▶ [OBJECTIVE]
Would you return all of this data exactly, leaving nothing out?

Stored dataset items
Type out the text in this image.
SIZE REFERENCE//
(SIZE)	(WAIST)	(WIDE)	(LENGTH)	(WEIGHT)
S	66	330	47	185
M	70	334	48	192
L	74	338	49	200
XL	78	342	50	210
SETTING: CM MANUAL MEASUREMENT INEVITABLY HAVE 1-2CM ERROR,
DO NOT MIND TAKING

▶ [RESULT FOR THIS EXERCISE]
Type out the text in this image.
SIZE REFERENCE//
(SIZE)	(WAIST)	(WIDE)	(LENGTH)	(WEIGHT)
S	66	330	47	185
M	70	334	48	192
L	74	338	49	200
XL	78	342	50	210
SETTING: CM MANUAL MEASUREMENT INEVITABLY HAVE 1-2CM ERROR,
DO NOT MIND TAKING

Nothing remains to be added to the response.